## BEGIN EXTRACTED ENTRIES

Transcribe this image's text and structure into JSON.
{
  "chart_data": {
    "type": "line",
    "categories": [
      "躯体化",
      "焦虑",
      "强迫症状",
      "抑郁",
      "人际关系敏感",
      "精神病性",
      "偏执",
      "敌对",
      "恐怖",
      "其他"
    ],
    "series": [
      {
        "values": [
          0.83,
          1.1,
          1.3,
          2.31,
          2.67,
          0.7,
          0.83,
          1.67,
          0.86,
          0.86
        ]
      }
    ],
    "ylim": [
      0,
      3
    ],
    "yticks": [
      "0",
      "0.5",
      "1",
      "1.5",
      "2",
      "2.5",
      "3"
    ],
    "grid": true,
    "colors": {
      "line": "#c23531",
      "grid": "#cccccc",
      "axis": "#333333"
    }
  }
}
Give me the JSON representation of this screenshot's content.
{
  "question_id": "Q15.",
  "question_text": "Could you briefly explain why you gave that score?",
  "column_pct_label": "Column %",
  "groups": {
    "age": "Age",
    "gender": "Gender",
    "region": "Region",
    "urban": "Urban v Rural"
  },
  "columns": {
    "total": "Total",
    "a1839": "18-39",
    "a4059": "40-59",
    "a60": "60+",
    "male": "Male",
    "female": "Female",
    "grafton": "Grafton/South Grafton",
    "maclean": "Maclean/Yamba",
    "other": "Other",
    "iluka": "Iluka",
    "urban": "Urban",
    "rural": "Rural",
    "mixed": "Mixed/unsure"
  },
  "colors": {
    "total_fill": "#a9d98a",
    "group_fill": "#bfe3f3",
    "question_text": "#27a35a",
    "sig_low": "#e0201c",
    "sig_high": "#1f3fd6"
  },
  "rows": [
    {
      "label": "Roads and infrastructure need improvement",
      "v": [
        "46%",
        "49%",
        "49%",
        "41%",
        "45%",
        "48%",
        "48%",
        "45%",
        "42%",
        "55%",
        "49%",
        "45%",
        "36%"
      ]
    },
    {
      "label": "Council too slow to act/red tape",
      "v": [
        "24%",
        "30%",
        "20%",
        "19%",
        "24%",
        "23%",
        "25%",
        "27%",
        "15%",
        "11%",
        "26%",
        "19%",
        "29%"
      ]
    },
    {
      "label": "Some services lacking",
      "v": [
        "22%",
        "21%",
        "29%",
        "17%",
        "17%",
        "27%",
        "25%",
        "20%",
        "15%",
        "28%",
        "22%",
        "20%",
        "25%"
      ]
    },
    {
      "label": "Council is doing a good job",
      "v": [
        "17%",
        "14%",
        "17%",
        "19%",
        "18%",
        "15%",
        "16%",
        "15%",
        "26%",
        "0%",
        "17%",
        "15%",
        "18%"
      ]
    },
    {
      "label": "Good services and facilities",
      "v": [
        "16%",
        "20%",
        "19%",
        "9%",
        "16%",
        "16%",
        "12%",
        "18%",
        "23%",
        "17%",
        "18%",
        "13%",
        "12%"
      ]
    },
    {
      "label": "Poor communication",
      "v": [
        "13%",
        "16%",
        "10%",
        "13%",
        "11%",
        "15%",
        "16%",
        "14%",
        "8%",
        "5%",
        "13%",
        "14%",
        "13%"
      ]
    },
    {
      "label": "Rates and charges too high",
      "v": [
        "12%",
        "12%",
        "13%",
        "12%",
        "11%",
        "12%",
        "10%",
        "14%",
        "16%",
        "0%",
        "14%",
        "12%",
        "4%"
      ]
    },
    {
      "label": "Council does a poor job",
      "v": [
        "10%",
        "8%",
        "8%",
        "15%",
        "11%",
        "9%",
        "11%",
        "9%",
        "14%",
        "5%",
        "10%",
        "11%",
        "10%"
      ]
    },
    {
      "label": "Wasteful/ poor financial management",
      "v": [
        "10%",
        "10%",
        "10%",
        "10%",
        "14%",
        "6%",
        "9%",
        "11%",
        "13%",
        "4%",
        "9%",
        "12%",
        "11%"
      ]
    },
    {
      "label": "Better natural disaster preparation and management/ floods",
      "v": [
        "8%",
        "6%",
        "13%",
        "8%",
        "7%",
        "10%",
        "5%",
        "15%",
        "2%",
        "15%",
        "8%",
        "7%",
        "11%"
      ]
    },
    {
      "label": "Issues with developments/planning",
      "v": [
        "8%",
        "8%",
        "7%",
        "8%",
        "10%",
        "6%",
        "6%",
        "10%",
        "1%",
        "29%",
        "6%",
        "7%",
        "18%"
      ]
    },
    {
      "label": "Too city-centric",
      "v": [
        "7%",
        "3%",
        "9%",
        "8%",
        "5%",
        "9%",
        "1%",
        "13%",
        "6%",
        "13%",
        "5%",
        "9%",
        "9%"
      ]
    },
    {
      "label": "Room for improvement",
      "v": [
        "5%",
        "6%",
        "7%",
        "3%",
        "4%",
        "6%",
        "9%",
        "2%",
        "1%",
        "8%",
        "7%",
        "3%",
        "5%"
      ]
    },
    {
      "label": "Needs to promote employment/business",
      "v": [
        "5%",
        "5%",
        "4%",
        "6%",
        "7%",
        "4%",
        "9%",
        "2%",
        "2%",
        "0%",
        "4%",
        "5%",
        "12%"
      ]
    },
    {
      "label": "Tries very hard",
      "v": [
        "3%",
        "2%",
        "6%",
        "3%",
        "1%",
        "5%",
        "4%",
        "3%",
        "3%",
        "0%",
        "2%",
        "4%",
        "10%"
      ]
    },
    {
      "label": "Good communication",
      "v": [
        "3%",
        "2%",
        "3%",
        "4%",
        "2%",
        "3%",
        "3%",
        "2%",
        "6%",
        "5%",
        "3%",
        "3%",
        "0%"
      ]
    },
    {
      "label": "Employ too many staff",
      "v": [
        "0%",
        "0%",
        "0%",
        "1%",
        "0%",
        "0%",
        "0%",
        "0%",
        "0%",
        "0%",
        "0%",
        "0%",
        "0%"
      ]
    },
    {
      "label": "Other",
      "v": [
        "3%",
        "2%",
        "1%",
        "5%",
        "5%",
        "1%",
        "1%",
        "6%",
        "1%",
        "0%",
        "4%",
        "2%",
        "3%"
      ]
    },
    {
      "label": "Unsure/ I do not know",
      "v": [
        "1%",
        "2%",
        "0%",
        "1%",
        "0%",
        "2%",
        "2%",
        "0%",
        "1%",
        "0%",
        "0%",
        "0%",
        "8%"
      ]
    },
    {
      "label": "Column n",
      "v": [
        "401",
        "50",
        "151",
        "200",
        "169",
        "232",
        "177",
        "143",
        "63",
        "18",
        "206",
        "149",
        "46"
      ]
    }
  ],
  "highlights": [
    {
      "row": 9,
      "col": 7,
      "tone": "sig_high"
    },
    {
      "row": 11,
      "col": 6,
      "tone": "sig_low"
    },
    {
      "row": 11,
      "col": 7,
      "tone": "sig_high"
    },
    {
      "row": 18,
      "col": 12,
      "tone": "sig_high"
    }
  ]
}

## END EXTRACTED ENTRIES

• _THE PROBLEM_
Reproduce every line above without error.

• _TASK OUTPUT_
Transcribe this image's text and structure into JSON.
{
  "chart_data": {
    "type": "line",
    "categories": [
      "躯体化",
      "焦虑",
      "强迫症状",
      "抑郁",
      "人际关系敏感",
      "精神病性",
      "偏执",
      "敌对",
      "恐怖",
      "其他"
    ],
    "series": [
      {
        "values": [
          0.83,
          1.1,
          1.3,
          2.31,
          2.67,
          0.7,
          0.83,
          1.67,
          0.86,
          0.86
        ]
      }
    ],
    "ylim": [
      0,
      3
    ],
    "yticks": [
      "0",
      "0.5",
      "1",
      "1.5",
      "2",
      "2.5",
      "3"
    ],
    "grid": true,
    "colors": {
      "line": "#c23531",
      "grid": "#cccccc",
      "axis": "#333333"
    }
  }
}
Give me the JSON representation of this screenshot's content.
{
  "question_id": "Q15.",
  "question_text": "Could you briefly explain why you gave that score?",
  "column_pct_label": "Column %",
  "groups": {
    "age": "Age",
    "gender": "Gender",
    "region": "Region",
    "urban": "Urban v Rural"
  },
  "columns": {
    "total": "Total",
    "a1839": "18-39",
    "a4059": "40-59",
    "a60": "60+",
    "male": "Male",
    "female": "Female",
    "grafton": "Grafton/South Grafton",
    "maclean": "Maclean/Yamba",
    "other": "Other",
    "iluka": "Iluka",
    "urban": "Urban",
    "rural": "Rural",
    "mixed": "Mixed/unsure"
  },
  "colors": {
    "total_fill": "#a9d98a",
    "group_fill": "#bfe3f3",
    "question_text": "#27a35a",
    "sig_low": "#e0201c",
    "sig_high": "#1f3fd6"
  },
  "rows": [
    {
      "label": "Roads and infrastructure need improvement",
      "v": [
        "46%",
        "49%",
        "49%",
        "41%",
        "45%",
        "48%",
        "48%",
        "45%",
        "42%",
        "55%",
        "49%",
        "45%",
        "36%"
      ]
    },
    {
      "label": "Council too slow to act/red tape",
      "v": [
        "24%",
        "30%",
        "20%",
        "19%",
        "24%",
        "23%",
        "25%",
        "27%",
        "15%",
        "11%",
        "26%",
        "19%",
        "29%"
      ]
    },
    {
      "label": "Some services lacking",
      "v": [
        "22%",
        "21%",
        "29%",
        "17%",
        "17%",
        "27%",
        "25%",
        "20%",
        "15%",
        "28%",
        "22%",
        "20%",
        "25%"
      ]
    },
    {
      "label": "Council is doing a good job",
      "v": [
        "17%",
        "14%",
        "17%",
        "19%",
        "18%",
        "15%",
        "16%",
        "15%",
        "26%",
        "0%",
        "17%",
        "15%",
        "18%"
      ]
    },
    {
      "label": "Good services and facilities",
      "v": [
        "16%",
        "20%",
        "19%",
        "9%",
        "16%",
        "16%",
        "12%",
        "18%",
        "23%",
        "17%",
        "18%",
        "13%",
        "12%"
      ]
    },
    {
      "label": "Poor communication",
      "v": [
        "13%",
        "16%",
        "10%",
        "13%",
        "11%",
        "15%",
        "16%",
        "14%",
        "8%",
        "5%",
        "13%",
        "14%",
        "13%"
      ]
    },
    {
      "label": "Rates and charges too high",
      "v": [
        "12%",
        "12%",
        "13%",
        "12%",
        "11%",
        "12%",
        "10%",
        "14%",
        "16%",
        "0%",
        "14%",
        "12%",
        "4%"
      ]
    },
    {
      "label": "Council does a poor job",
      "v": [
        "10%",
        "8%",
        "8%",
        "15%",
        "11%",
        "9%",
        "11%",
        "9%",
        "14%",
        "5%",
        "10%",
        "11%",
        "10%"
      ]
    },
    {
      "label": "Wasteful/ poor financial management",
      "v": [
        "10%",
        "10%",
        "10%",
        "10%",
        "14%",
        "6%",
        "9%",
        "11%",
        "13%",
        "4%",
        "9%",
        "12%",
        "11%"
      ]
    },
    {
      "label": "Better natural disaster preparation and management/ floods",
      "v": [
        "8%",
        "6%",
        "13%",
        "8%",
        "7%",
        "10%",
        "5%",
        "15%",
        "2%",
        "15%",
        "8%",
        "7%",
        "11%"
      ]
    },
    {
      "label": "Issues with developments/planning",
      "v": [
        "8%",
        "8%",
        "7%",
        "8%",
        "10%",
        "6%",
        "6%",
        "10%",
        "1%",
        "29%",
        "6%",
        "7%",
        "18%"
      ]
    },
    {
      "label": "Too city-centric",
      "v": [
        "7%",
        "3%",
        "9%",
        "8%",
        "5%",
        "9%",
        "1%",
        "13%",
        "6%",
        "13%",
        "5%",
        "9%",
        "9%"
      ]
    },
    {
      "label": "Room for improvement",
      "v": [
        "5%",
        "6%",
        "7%",
        "3%",
        "4%",
        "6%",
        "9%",
        "2%",
        "1%",
        "8%",
        "7%",
        "3%",
        "5%"
      ]
    },
    {
      "label": "Needs to promote employment/business",
      "v": [
        "5%",
        "5%",
        "4%",
        "6%",
        "7%",
        "4%",
        "9%",
        "2%",
        "2%",
        "0%",
        "4%",
        "5%",
        "12%"
      ]
    },
    {
      "label": "Tries very hard",
      "v": [
        "3%",
        "2%",
        "6%",
        "3%",
        "1%",
        "5%",
        "4%",
        "3%",
        "3%",
        "0%",
        "2%",
        "4%",
        "10%"
      ]
    },
    {
      "label": "Good communication",
      "v": [
        "3%",
        "2%",
        "3%",
        "4%",
        "2%",
        "3%",
        "3%",
        "2%",
        "6%",
        "5%",
        "3%",
        "3%",
        "0%"
      ]
    },
    {
      "label": "Employ too many staff",
      "v": [
        "0%",
        "0%",
        "0%",
        "1%",
        "0%",
        "0%",
        "0%",
        "0%",
        "0%",
        "0%",
        "0%",
        "0%",
        "0%"
      ]
    },
    {
      "label": "Other",
      "v": [
        "3%",
        "2%",
        "1%",
        "5%",
        "5%",
        "1%",
        "1%",
        "6%",
        "1%",
        "0%",
        "4%",
        "2%",
        "3%"
      ]
    },
    {
      "label": "Unsure/ I do not know",
      "v": [
        "1%",
        "2%",
        "0%",
        "1%",
        "0%",
        "2%",
        "2%",
        "0%",
        "1%",
        "0%",
        "0%",
        "0%",
        "8%"
      ]
    },
    {
      "label": "Column n",
      "v": [
        "401",
        "50",
        "151",
        "200",
        "169",
        "232",
        "177",
        "143",
        "63",
        "18",
        "206",
        "149",
        "46"
      ]
    }
  ],
  "highlights": [
    {
      "row": 9,
      "col": 7,
      "tone": "sig_high"
    },
    {
      "row": 11,
      "col": 6,
      "tone": "sig_low"
    },
    {
      "row": 11,
      "col": 7,
      "tone": "sig_high"
    },
    {
      "row": 18,
      "col": 12,
      "tone": "sig_high"
    }
  ]
}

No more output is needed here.